# What is needed
Copy out each line that includes the word "center".

Figure content listings:

════════════════

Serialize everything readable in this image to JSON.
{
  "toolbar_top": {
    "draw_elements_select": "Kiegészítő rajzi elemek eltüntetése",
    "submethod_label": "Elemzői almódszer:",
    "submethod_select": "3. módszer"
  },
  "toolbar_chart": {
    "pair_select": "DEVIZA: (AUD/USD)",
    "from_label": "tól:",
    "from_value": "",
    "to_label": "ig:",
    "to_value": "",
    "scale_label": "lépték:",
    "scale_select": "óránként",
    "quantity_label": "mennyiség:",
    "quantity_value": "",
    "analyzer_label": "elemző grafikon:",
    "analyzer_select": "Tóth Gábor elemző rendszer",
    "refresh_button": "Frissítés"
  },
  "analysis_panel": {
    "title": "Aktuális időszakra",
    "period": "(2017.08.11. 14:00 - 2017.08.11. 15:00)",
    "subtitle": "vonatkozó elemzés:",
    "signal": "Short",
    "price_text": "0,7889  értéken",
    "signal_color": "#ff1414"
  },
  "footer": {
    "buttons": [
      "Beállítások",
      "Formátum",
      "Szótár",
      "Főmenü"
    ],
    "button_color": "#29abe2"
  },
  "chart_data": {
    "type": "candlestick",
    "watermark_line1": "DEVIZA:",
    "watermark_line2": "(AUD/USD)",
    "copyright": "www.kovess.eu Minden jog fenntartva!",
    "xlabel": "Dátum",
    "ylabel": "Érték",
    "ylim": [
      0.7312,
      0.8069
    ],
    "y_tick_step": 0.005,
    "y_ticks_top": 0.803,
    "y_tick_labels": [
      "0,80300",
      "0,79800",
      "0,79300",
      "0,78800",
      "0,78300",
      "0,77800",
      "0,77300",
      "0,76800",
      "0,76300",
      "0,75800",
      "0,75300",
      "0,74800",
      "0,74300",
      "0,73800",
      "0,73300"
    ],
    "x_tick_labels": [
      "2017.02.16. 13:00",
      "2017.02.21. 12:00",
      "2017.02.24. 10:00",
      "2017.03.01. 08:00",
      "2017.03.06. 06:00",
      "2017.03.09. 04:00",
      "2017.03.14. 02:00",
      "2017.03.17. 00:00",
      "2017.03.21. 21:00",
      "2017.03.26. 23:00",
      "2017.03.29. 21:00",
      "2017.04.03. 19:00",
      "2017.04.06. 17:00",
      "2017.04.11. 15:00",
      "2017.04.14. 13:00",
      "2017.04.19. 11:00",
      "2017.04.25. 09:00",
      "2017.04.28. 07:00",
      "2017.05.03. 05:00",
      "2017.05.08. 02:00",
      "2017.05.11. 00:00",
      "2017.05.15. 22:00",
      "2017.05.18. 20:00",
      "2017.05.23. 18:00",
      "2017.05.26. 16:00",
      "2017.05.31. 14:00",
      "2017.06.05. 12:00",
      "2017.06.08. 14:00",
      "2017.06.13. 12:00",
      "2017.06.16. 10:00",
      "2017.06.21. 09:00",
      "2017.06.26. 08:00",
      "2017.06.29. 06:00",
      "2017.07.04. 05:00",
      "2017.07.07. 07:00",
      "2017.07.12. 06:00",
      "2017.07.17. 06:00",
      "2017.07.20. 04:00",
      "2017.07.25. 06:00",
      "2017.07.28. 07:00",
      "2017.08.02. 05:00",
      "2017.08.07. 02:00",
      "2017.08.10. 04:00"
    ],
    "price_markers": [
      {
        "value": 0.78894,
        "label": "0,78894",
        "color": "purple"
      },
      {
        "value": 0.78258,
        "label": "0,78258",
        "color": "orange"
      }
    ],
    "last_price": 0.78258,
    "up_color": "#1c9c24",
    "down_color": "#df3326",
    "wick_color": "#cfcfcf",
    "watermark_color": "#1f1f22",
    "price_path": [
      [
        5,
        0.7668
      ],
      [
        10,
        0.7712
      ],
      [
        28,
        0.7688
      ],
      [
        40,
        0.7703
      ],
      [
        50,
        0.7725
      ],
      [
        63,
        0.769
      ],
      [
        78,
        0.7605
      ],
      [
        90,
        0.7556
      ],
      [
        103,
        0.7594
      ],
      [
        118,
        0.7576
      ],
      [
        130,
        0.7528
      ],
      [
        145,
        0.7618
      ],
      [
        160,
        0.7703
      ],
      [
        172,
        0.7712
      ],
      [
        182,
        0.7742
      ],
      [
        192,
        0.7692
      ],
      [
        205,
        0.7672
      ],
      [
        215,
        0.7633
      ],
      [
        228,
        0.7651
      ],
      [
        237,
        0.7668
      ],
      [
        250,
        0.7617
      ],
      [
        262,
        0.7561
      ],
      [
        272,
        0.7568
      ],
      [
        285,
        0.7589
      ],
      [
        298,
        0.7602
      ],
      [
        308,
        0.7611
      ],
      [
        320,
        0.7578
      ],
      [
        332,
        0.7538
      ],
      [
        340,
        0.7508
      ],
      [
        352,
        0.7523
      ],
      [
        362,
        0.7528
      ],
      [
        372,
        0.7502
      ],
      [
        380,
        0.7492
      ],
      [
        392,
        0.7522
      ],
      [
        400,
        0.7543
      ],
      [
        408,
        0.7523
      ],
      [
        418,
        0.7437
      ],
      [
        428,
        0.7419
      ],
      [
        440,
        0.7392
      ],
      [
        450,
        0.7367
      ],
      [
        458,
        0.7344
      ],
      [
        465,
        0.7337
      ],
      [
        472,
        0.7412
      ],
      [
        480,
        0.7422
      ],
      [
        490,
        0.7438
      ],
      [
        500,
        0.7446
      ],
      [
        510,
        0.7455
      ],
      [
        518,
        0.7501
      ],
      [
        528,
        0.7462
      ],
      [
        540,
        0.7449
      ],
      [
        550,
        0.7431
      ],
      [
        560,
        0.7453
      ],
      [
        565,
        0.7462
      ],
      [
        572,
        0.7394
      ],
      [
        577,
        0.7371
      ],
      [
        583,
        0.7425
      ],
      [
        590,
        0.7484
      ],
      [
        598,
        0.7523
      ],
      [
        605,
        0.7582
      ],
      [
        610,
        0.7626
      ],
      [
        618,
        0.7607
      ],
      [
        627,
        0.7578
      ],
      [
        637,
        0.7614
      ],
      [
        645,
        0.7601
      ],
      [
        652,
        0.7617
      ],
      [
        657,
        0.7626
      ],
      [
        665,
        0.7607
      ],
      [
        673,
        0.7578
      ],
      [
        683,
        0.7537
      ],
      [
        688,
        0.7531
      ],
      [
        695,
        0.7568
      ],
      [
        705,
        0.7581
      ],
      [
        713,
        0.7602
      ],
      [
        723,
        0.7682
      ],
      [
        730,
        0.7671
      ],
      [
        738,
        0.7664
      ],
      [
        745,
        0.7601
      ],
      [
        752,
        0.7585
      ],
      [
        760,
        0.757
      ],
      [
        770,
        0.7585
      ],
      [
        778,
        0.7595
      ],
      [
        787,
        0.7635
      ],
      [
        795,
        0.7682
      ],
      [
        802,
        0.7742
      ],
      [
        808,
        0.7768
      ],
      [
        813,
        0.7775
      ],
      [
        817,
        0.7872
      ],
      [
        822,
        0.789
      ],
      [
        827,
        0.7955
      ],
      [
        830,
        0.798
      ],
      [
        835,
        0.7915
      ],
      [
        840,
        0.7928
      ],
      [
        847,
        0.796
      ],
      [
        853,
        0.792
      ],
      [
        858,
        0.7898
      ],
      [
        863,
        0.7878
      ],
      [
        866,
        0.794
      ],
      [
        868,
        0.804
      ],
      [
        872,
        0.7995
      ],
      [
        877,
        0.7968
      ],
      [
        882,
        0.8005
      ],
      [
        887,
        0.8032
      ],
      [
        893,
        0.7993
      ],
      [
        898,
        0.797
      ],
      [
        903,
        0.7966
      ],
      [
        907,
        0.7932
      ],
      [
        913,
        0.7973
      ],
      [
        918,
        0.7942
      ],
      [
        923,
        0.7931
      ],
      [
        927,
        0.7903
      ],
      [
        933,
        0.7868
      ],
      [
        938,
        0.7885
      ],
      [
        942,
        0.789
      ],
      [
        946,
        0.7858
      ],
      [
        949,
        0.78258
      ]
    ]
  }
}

════════════════

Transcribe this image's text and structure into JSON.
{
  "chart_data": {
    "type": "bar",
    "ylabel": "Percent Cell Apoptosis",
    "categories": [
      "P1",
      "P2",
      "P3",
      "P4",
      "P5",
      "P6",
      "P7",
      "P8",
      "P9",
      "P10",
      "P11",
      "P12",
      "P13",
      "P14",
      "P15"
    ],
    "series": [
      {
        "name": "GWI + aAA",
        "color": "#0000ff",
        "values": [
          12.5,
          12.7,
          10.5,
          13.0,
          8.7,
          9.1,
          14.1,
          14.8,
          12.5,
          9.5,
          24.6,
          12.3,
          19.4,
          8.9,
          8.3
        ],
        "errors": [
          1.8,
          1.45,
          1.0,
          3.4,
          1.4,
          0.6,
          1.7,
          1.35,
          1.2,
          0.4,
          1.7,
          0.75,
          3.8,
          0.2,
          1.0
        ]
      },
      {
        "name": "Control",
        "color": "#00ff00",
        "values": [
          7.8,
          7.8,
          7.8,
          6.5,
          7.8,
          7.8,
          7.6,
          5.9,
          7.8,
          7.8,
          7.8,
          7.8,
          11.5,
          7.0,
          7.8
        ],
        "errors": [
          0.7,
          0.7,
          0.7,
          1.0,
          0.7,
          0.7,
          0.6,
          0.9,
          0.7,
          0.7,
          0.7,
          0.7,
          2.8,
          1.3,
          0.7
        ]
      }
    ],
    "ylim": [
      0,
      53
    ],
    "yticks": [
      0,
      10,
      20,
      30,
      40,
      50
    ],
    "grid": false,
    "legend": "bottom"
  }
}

════════════════

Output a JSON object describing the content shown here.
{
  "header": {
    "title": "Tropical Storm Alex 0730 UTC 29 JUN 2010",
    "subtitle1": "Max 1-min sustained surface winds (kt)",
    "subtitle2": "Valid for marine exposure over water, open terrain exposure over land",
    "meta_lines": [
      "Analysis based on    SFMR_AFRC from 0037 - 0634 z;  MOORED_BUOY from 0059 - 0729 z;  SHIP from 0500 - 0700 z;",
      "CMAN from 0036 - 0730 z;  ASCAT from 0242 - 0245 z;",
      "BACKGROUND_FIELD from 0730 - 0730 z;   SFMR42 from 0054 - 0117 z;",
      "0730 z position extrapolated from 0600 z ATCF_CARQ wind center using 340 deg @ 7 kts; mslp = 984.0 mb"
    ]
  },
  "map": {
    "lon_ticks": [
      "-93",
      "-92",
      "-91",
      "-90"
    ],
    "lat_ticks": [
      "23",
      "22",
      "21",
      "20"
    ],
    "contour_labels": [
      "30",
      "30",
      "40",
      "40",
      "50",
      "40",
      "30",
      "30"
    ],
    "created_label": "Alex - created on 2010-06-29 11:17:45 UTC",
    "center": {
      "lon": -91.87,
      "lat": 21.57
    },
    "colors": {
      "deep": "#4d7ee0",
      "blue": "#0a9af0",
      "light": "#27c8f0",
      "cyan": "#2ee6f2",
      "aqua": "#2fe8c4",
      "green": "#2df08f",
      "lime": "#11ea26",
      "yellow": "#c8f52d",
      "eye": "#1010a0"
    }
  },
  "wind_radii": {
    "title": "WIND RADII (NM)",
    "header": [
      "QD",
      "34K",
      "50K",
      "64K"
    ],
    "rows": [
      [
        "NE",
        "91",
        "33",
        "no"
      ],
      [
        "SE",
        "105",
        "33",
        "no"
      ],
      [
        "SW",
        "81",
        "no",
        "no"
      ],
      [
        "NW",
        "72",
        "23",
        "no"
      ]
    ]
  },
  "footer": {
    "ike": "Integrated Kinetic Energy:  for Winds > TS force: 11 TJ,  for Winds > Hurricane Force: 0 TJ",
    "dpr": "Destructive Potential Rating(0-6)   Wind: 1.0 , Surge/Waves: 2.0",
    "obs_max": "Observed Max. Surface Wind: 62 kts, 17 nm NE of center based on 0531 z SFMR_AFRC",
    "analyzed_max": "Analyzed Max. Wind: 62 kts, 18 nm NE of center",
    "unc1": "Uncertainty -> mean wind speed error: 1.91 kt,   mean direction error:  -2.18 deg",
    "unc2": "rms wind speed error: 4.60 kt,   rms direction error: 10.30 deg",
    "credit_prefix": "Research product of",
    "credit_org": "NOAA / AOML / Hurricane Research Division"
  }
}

════════════════

# Solution to the exercise
      "0730 z position extrapolated from 0600 z ATCF_CARQ wind center using 340 deg @ 7 kts; mslp = 984.0 mb"
    "center": {
    "obs_max": "Observed Max. Surface Wind: 62 kts, 17 nm NE of center based on 0531 z SFMR_AFRC",
    "analyzed_max": "Analyzed Max. Wind: 62 kts, 18 nm NE of center",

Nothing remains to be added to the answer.